> Required work
Return all lines of the listing below that carry the word "preferred".
%%
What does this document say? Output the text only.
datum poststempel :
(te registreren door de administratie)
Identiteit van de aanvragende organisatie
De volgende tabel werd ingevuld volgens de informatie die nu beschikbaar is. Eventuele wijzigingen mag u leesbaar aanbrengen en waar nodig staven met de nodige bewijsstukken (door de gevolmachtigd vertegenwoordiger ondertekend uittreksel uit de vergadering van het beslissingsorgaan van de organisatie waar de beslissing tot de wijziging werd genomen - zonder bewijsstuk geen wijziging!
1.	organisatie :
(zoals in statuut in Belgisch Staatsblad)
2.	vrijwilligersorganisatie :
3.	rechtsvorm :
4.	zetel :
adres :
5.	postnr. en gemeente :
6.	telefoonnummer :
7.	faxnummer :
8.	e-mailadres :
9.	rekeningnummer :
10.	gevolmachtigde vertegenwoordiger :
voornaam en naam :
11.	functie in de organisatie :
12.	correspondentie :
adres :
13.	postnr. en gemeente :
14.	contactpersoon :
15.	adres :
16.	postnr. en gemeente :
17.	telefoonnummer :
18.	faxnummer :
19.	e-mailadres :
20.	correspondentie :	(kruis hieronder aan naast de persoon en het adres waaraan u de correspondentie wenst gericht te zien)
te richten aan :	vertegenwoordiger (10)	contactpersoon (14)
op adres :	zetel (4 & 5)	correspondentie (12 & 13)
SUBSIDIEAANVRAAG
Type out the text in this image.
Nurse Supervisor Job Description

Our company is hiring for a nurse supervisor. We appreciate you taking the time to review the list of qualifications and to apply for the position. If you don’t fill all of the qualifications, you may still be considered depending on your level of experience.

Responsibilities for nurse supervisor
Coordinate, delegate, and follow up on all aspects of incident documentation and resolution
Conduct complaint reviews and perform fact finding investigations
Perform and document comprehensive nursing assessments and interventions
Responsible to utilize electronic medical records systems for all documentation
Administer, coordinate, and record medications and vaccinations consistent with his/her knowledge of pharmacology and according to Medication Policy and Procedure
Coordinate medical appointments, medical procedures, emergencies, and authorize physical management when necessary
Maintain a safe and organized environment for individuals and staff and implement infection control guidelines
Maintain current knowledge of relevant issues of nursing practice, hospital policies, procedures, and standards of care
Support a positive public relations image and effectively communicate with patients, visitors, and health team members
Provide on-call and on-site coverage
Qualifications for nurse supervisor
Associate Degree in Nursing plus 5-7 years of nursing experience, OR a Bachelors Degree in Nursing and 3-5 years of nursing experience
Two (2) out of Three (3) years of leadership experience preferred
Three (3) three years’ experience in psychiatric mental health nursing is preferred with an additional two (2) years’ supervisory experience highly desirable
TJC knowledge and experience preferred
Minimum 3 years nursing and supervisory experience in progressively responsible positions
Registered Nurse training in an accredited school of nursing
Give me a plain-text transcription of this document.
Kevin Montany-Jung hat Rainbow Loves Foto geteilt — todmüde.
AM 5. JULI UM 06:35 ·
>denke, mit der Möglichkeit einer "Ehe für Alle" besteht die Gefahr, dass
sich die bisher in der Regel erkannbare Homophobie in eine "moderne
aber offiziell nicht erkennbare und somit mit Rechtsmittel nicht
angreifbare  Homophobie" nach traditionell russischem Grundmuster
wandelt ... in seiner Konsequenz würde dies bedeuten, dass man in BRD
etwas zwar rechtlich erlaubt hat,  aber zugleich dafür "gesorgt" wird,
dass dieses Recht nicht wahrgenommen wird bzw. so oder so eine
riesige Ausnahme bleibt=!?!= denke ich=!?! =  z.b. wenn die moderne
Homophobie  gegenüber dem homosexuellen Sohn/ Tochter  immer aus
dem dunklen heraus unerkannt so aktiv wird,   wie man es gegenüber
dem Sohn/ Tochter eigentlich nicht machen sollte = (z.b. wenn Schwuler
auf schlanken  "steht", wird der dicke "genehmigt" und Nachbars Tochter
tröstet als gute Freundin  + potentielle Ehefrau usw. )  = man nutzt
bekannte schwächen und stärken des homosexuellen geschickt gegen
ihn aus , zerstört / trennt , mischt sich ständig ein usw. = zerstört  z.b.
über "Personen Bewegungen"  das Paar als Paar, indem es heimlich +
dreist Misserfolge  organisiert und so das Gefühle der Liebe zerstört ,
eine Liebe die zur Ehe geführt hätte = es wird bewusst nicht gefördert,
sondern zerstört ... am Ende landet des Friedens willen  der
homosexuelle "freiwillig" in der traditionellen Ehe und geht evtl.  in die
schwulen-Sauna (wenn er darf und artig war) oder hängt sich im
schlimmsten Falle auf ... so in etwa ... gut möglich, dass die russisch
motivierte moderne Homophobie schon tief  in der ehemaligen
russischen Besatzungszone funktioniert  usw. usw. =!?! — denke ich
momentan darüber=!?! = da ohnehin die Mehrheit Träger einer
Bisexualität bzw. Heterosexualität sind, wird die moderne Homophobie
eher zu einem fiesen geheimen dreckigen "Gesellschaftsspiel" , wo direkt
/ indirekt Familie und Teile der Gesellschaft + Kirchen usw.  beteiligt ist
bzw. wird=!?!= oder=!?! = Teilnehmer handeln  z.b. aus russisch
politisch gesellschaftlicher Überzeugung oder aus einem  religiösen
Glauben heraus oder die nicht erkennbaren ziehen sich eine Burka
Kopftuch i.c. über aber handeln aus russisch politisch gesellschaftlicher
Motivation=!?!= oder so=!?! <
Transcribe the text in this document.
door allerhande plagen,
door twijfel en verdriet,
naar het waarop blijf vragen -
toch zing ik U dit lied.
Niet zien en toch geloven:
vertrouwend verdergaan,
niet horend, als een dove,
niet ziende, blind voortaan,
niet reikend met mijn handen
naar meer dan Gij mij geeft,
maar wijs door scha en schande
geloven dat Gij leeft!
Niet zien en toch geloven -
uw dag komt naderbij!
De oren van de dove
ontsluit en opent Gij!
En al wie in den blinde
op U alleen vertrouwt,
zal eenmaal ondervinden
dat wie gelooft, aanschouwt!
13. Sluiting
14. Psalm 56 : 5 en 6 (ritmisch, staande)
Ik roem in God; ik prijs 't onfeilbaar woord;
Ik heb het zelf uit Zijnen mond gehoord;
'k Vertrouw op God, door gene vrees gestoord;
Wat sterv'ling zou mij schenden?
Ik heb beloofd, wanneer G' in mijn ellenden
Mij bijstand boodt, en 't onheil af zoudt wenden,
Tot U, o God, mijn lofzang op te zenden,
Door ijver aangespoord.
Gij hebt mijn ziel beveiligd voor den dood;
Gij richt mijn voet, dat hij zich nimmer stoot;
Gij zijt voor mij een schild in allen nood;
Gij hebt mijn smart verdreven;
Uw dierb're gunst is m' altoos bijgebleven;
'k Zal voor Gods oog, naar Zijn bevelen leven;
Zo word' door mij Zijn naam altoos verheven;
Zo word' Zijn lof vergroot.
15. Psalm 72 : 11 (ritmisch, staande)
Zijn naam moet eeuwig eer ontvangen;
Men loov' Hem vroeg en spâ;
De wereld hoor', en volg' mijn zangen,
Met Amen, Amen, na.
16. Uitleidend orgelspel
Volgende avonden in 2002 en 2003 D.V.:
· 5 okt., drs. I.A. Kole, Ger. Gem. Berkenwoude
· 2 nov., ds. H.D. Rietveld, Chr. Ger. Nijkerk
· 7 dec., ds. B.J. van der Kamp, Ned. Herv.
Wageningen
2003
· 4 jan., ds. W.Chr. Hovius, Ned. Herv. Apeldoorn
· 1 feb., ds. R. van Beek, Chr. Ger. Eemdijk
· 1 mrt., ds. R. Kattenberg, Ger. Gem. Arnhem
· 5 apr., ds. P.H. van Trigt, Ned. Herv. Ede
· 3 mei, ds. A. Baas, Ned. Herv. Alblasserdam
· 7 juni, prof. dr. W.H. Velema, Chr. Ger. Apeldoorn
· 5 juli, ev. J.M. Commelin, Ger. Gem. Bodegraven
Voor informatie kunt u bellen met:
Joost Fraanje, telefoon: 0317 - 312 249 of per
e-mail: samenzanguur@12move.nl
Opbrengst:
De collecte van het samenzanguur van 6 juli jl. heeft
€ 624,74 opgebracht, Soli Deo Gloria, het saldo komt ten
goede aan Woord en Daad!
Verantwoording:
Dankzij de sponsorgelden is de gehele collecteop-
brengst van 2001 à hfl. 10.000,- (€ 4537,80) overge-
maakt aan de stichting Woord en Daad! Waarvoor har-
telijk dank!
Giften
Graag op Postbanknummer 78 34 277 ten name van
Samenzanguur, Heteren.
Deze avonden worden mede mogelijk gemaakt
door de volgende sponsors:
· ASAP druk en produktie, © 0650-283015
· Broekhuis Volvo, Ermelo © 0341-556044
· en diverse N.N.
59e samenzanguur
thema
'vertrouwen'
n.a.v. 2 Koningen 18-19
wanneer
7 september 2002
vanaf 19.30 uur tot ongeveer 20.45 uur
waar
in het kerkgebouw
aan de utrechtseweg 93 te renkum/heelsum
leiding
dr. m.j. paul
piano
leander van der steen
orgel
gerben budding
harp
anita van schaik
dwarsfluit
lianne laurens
%%
> Response to the exercise
Two (2) out of Three (3) years of leadership experience preferred
Three (3) three years’ experience in psychiatric mental health nursing is preferred with an additional two (2) years’ supervisory experience highly desirable
TJC knowledge and experience preferred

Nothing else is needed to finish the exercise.